§ Task requirements: Pull out every line below holding the word "name".

[BEGIN]

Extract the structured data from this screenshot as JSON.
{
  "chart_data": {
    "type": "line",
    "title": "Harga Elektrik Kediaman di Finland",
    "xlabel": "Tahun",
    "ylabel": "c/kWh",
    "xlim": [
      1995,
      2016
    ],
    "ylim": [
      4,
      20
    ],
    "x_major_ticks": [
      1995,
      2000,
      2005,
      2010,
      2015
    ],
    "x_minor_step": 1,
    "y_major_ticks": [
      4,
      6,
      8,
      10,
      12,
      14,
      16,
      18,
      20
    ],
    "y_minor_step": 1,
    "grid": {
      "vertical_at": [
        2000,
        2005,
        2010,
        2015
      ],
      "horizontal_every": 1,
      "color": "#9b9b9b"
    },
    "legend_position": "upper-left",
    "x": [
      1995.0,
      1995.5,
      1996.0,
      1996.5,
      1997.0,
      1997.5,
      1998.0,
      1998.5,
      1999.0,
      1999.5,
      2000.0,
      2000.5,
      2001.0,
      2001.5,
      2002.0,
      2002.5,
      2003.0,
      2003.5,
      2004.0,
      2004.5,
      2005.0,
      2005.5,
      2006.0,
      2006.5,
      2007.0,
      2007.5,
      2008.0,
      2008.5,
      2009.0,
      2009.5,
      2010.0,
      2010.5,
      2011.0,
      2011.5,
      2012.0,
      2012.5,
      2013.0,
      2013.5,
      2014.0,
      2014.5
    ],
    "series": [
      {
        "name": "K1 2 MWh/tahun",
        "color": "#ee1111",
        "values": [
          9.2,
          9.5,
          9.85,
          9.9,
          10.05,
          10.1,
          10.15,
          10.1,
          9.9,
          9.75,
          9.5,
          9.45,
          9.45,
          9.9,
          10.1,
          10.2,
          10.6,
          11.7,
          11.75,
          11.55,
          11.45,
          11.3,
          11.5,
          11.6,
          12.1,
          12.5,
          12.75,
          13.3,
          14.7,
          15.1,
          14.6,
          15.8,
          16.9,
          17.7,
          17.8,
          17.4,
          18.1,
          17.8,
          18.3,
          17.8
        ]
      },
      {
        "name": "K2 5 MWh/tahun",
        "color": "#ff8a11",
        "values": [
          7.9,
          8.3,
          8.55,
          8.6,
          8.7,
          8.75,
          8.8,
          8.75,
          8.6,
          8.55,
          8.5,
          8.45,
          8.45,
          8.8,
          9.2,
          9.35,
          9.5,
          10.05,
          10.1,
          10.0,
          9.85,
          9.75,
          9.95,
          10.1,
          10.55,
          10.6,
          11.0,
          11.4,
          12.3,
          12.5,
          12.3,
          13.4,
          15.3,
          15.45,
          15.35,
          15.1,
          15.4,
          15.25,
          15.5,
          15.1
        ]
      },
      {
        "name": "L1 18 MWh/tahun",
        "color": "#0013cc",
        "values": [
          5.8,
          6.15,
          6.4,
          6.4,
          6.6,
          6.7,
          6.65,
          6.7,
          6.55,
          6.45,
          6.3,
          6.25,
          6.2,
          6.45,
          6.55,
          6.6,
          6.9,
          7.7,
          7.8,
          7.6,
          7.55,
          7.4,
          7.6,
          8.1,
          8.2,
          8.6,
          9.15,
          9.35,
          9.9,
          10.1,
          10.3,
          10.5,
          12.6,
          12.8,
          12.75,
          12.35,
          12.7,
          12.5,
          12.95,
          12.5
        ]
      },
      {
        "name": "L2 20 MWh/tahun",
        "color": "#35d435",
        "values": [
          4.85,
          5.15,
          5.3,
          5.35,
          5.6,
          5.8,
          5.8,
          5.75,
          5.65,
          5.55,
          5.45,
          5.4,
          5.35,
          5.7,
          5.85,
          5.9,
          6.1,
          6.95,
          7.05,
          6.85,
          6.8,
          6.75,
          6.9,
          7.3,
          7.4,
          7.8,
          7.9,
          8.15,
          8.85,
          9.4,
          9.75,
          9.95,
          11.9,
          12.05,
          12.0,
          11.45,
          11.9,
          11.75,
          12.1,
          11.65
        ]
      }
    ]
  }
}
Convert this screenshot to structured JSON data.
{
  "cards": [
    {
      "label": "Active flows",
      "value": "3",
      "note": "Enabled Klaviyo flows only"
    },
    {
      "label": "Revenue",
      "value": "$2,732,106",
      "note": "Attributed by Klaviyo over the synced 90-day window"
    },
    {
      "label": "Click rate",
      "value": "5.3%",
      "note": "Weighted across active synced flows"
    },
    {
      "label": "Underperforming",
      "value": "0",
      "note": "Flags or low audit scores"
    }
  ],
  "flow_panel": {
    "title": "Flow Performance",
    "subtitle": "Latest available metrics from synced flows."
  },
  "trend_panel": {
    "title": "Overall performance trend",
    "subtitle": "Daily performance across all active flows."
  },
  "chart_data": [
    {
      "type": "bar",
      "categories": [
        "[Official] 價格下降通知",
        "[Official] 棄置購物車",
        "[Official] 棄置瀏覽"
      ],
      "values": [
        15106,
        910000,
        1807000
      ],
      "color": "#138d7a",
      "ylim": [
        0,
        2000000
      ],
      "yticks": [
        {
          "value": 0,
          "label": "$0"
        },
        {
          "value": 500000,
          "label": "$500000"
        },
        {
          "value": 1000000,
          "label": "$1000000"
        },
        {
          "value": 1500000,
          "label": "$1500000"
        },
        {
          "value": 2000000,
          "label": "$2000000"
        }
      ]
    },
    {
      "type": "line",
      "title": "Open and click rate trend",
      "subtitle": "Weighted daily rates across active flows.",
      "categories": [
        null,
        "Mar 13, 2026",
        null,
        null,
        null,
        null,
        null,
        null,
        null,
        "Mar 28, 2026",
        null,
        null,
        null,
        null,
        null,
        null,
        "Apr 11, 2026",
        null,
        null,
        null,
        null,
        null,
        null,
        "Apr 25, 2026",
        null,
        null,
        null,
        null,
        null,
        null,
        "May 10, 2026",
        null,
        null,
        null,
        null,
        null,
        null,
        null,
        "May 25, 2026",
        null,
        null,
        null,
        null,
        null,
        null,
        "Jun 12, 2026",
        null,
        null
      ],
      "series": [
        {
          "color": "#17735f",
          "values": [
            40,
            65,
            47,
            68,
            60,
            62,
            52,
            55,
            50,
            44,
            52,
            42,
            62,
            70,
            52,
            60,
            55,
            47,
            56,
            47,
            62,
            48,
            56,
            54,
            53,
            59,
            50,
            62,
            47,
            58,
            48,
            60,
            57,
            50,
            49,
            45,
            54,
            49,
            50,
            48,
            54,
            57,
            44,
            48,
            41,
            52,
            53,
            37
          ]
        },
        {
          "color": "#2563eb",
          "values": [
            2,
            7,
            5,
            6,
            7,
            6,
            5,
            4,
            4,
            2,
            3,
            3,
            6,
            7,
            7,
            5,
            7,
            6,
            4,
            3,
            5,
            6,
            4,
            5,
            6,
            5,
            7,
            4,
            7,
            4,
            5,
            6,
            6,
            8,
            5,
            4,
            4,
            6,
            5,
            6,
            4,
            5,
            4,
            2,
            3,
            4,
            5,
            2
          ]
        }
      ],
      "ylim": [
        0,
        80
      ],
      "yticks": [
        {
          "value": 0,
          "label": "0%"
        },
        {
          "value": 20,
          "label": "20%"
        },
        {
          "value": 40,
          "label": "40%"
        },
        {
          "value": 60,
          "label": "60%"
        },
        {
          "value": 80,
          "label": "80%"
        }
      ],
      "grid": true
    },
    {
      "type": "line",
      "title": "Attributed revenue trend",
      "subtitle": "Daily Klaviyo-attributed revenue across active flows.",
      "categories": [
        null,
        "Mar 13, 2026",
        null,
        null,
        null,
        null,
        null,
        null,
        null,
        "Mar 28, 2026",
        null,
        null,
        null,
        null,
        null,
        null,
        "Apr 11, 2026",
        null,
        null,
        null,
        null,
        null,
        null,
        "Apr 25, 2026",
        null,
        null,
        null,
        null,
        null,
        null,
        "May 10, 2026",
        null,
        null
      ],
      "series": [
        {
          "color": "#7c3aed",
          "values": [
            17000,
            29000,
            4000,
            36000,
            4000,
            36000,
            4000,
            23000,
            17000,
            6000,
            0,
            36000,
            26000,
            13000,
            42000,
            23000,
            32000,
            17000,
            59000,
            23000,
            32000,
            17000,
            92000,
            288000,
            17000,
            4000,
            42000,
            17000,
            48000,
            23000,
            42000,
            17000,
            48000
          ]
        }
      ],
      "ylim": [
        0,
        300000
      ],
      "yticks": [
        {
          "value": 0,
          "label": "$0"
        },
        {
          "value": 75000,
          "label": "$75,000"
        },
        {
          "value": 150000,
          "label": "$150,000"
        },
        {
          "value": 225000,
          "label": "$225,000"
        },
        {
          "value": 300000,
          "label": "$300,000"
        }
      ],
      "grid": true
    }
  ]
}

[END]

§ Answer to the problem:
        "name": "K1 2 MWh/tahun",
        "name": "K2 5 MWh/tahun",
        "name": "L1 18 MWh/tahun",
        "name": "L2 20 MWh/tahun",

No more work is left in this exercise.